>> Begin Data to use
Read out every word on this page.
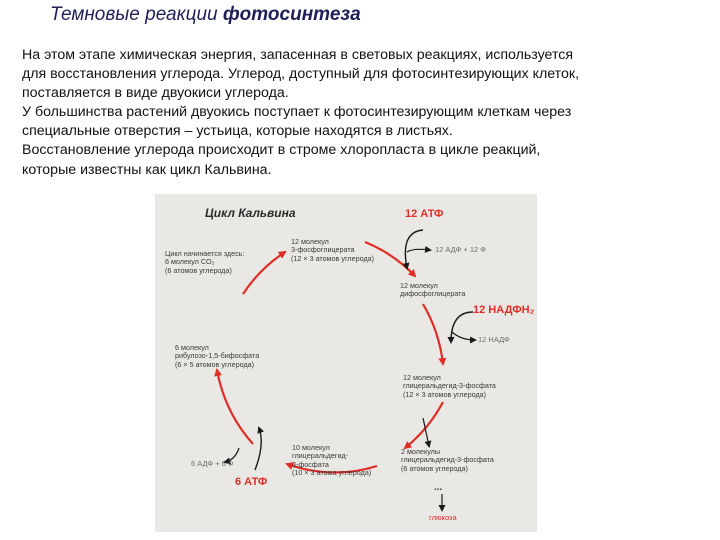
Темновые реакции фотосинтеза

На этом этапе химическая энергия, запасенная в световых реакциях, используется
для восстановления углерода. Углерод, доступный для фотосинтезирующих клеток,
поставляется в виде двуокиси углерода.
У большинства растений двуокись поступает к фотосинтезирующим клеткам через
специальные отверстия – устьица, которые находятся в листьях.
Восстановление углерода происходит в строме хлоропласта в цикле реакций,
которые известны как цикл Кальвина.

Цикл Кальвина
Цикл начинается здесь:
6 молекул CO₂
(6 атомов углерода)
12 молекул
3-фосфоглицерата
(12 × 3 атомов углерода)
12 АТФ
12 АДФ + 12 Ф
12 молекул
дифосфоглицерата
12 НАДФН₂
12 НАДФ
12 молекул
глицеральдегид-3-фосфата
(12 × 3 атомов углерода)
2 молекулы
глицеральдегид-3-фосфата
(6 атомов углерода)
10 молекул
глицеральдегид-
3-фосфата
(10 × 3 атома углерода)
6 молекул
рибулозо-1,5-бифосфата
(6 × 5 атомов углерода)
6 АДФ + 6 Ф
6 АТФ	...
глюкоза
>> End Data to use
--- What is needed ---
Omit the pictures and output all of the other material exactly.

--- Right answer ---
Read out every word on this page.
Темновые реакции фотосинтеза

На этом этапе химическая энергия, запасенная в световых реакциях, используется
для восстановления углерода. Углерод, доступный для фотосинтезирующих клеток,
поставляется в виде двуокиси углерода.
У большинства растений двуокись поступает к фотосинтезирующим клеткам через
специальные отверстия – устьица, которые находятся в листьях.
Восстановление углерода происходит в строме хлоропласта в цикле реакций,
которые известны как цикл Кальвина.

Цикл Кальвина
Цикл начинается здесь:
6 молекул CO₂
(6 атомов углерода)
12 молекул
3-фосфоглицерата
(12 × 3 атомов углерода)
12 АТФ
12 АДФ + 12 Ф
12 молекул
дифосфоглицерата
12 НАДФН₂
12 НАДФ
12 молекул
глицеральдегид-3-фосфата
(12 × 3 атомов углерода)
2 молекулы
глицеральдегид-3-фосфата
(6 атомов углерода)
10 молекул
глицеральдегид-
3-фосфата
(10 × 3 атома углерода)
6 молекул
рибулозо-1,5-бифосфата
(6 × 5 атомов углерода)
6 АДФ + 6 Ф
6 АТФ	...
глюкоза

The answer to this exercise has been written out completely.